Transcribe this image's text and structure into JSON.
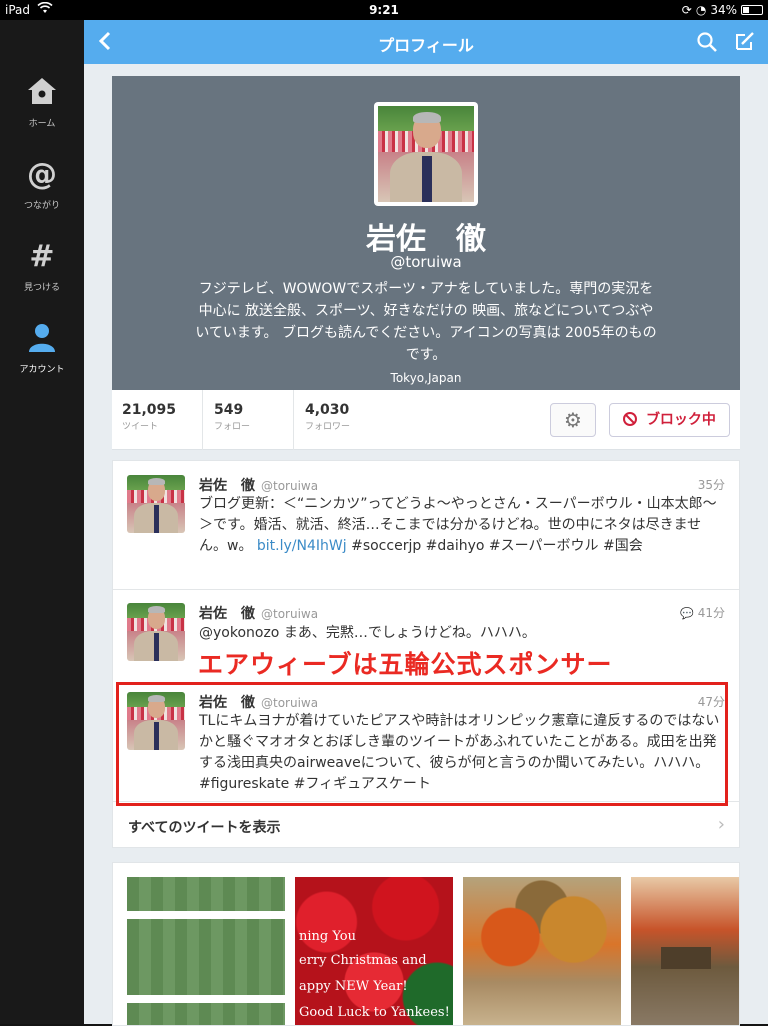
{
  "status": {
    "device": "iPad",
    "time": "9:21",
    "battery": "34%"
  },
  "sidebar": {
    "items": [
      {
        "label": "ホーム",
        "icon": "home-icon"
      },
      {
        "label": "つながり",
        "icon": "at-icon"
      },
      {
        "label": "見つける",
        "icon": "hash-icon"
      },
      {
        "label": "アカウント",
        "icon": "person-icon"
      }
    ]
  },
  "nav": {
    "title": "プロフィール"
  },
  "profile": {
    "name": "岩佐　徹",
    "handle": "@toruiwa",
    "bio": "フジテレビ、WOWOWでスポーツ・アナをしていました。専門の実況を中心に 放送全般、スポーツ、好きなだけの 映画、旅などについてつぶやいています。 ブログも読んでください。アイコンの写真は 2005年のものです。",
    "location": "Tokyo,Japan"
  },
  "stats": [
    {
      "num": "21,095",
      "label": "ツイート"
    },
    {
      "num": "549",
      "label": "フォロー"
    },
    {
      "num": "4,030",
      "label": "フォロワー"
    }
  ],
  "actions": {
    "block_label": "ブロック中"
  },
  "tweets": [
    {
      "name": "岩佐　徹",
      "handle": "@toruiwa",
      "time": "35分",
      "text": "ブログ更新：＜“ニンカツ”ってどうよ〜やっとさん・スーパーボウル・山本太郎〜＞です。婚活、就活、終活…そこまでは分かるけどね。世の中にネタは尽きません。w。",
      "link": "bit.ly/N4IhWj",
      "tail": "#soccerjp #daihyo #スーパーボウル #国会"
    },
    {
      "name": "岩佐　徹",
      "handle": "@toruiwa",
      "time": "41分",
      "text": "@yokonozo まあ、完黙…でしょうけどね。ハハハ。"
    },
    {
      "name": "岩佐　徹",
      "handle": "@toruiwa",
      "time": "47分",
      "text": "TLにキムヨナが着けていたピアスや時計はオリンピック憲章に違反するのではないかと騒ぐマオオタとおぼしき輩のツイートがあふれていたことがある。成田を出発する浅田真央のairweaveについて、彼らが何と言うのか聞いてみたい。ハハハ。 #figureskate #フィギュアスケート"
    }
  ],
  "annotation": "エアウィーブは五輪公式スポンサー",
  "show_all": "すべてのツイートを表示",
  "media": {
    "card_lines": [
      "ning You",
      "erry Christmas and",
      "appy NEW Year!",
      "Good Luck to Yankees!"
    ]
  }
}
....................
* **Instruction**:
Find how many lines of the entries contain "text". Respond with the number only.

* **Result of the exercise**:
4